Dataset items:
begin

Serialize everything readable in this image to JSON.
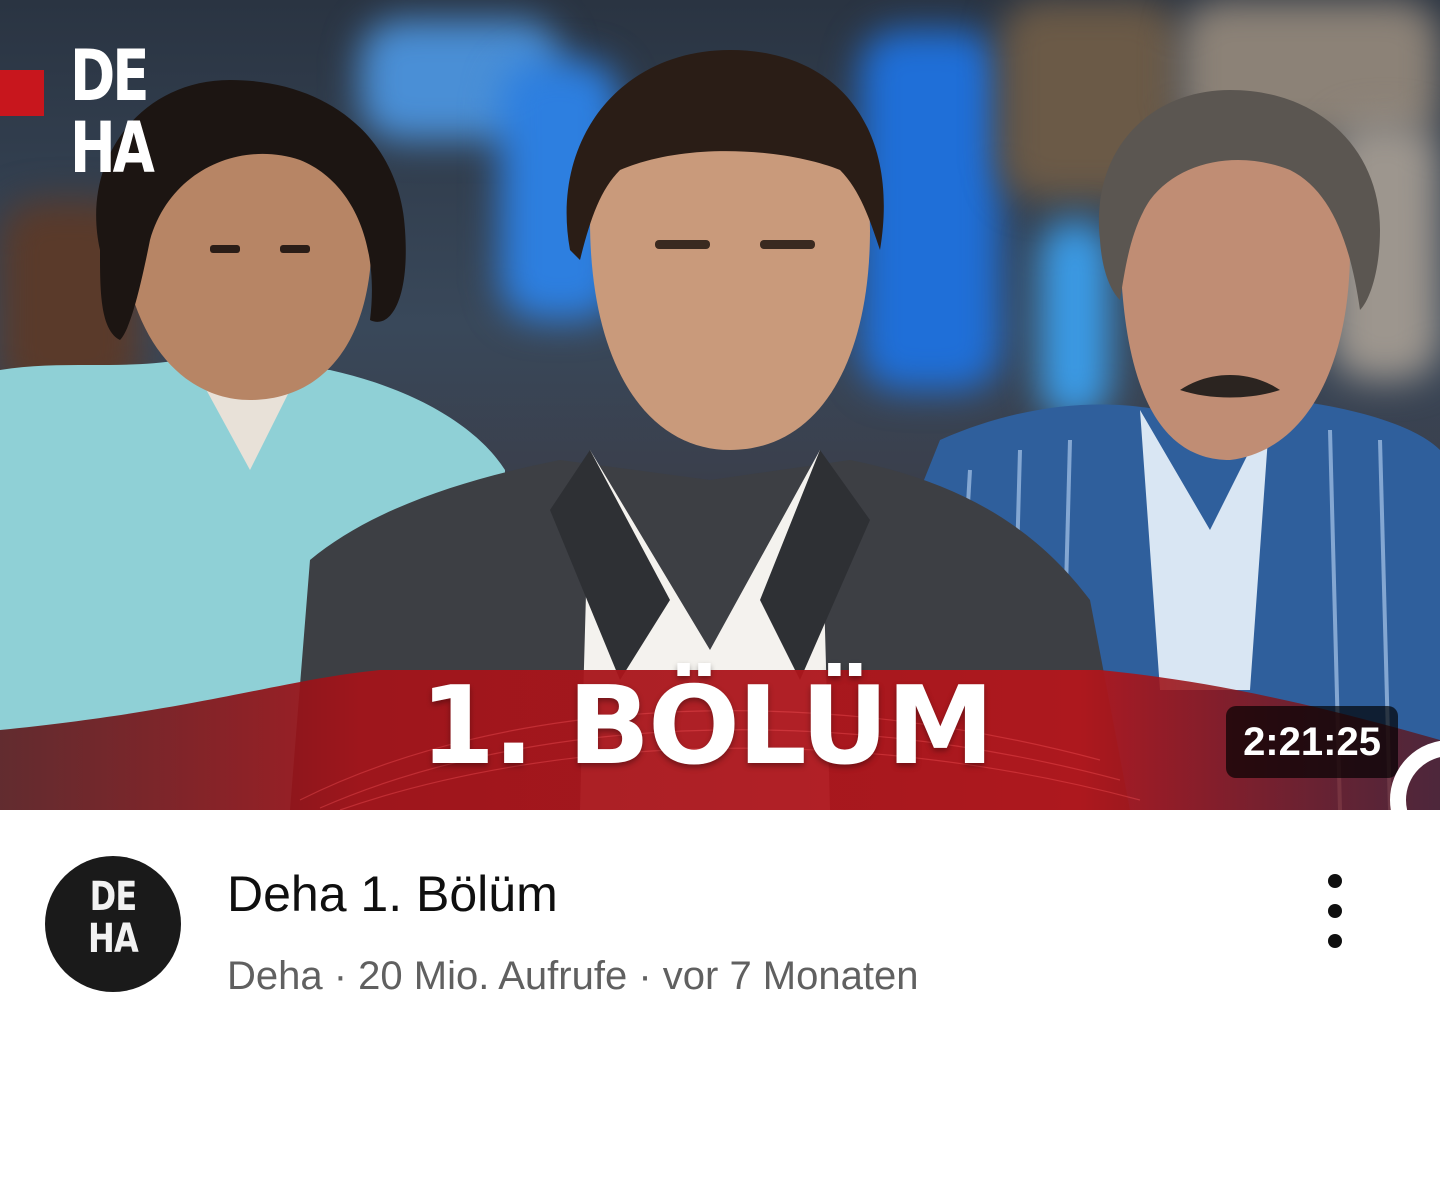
{
  "video": {
    "thumbnail": {
      "logo_text": "DE\nHA",
      "episode_text": "1. BÖLÜM",
      "duration": "2:21:25"
    },
    "channel_avatar": {
      "text": "DE\nHA"
    },
    "title": "Deha 1. Bölüm",
    "channel": "Deha",
    "views": "20 Mio. Aufrufe",
    "age": "vor 7 Monaten",
    "separator": " · ",
    "more_icon": "more-vertical-icon"
  },
  "colors": {
    "brand_red": "#c8161d",
    "title": "#0f0f0f",
    "secondary": "#606060"
  }
}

end

Transcribe all of the entries word for word, but skip any pictures they contain.

Completed exercise |
Serialize everything readable in this image to JSON.
{
  "video": {
    "thumbnail": {
      "logo_text": "DE\nHA",
      "episode_text": "1. BÖLÜM",
      "duration": "2:21:25"
    },
    "channel_avatar": {
      "text": "DE\nHA"
    },
    "title": "Deha 1. Bölüm",
    "channel": "Deha",
    "views": "20 Mio. Aufrufe",
    "age": "vor 7 Monaten",
    "separator": " · ",
    "more_icon": "more-vertical-icon"
  },
  "colors": {
    "brand_red": "#c8161d",
    "title": "#0f0f0f",
    "secondary": "#606060"
  }
}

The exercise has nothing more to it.